╭─ RECORD LIST

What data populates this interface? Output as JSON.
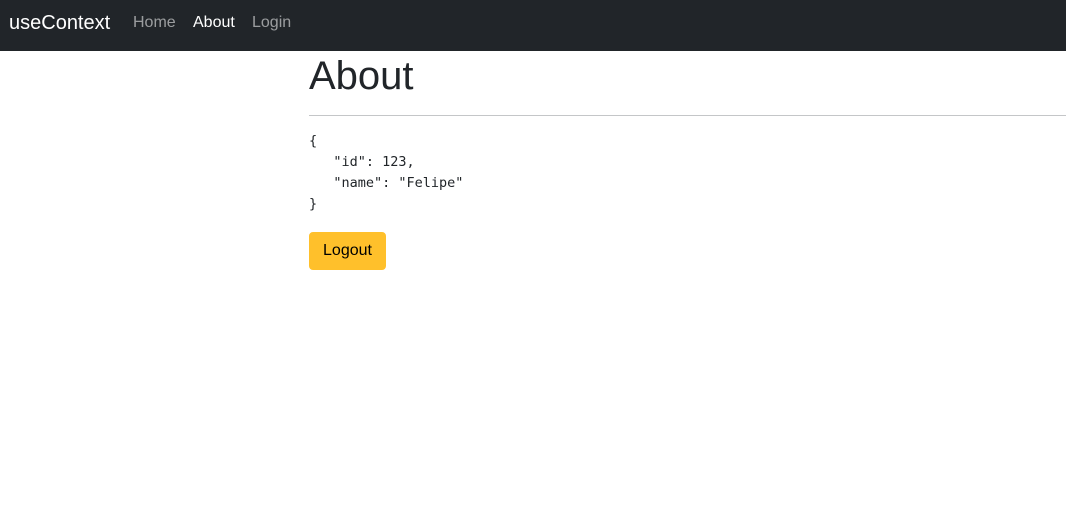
{
  "colors": {
    "navbar_bg": "#212529",
    "nav_active": "#ffffff",
    "nav_inactive": "#8c8e91",
    "button_bg": "#ffc02b",
    "text": "#212529"
  },
  "navbar": {
    "brand": "useContext",
    "links": [
      {
        "label": "Home",
        "active": false
      },
      {
        "label": "About",
        "active": true
      },
      {
        "label": "Login",
        "active": false
      }
    ]
  },
  "main": {
    "title": "About",
    "user_json": "{\n   \"id\": 123,\n   \"name\": \"Felipe\"\n}",
    "logout_label": "Logout"
  }
}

╰─

● **EXERCISE INSTRUCTIONS**:
Your copy of the data should match it exactly, except that pictures are left out.

● **THE ANSWER**:
What data populates this interface? Output as JSON.
{
  "colors": {
    "navbar_bg": "#212529",
    "nav_active": "#ffffff",
    "nav_inactive": "#8c8e91",
    "button_bg": "#ffc02b",
    "text": "#212529"
  },
  "navbar": {
    "brand": "useContext",
    "links": [
      {
        "label": "Home",
        "active": false
      },
      {
        "label": "About",
        "active": true
      },
      {
        "label": "Login",
        "active": false
      }
    ]
  },
  "main": {
    "title": "About",
    "user_json": "{\n   \"id\": 123,\n   \"name\": \"Felipe\"\n}",
    "logout_label": "Logout"
  }
}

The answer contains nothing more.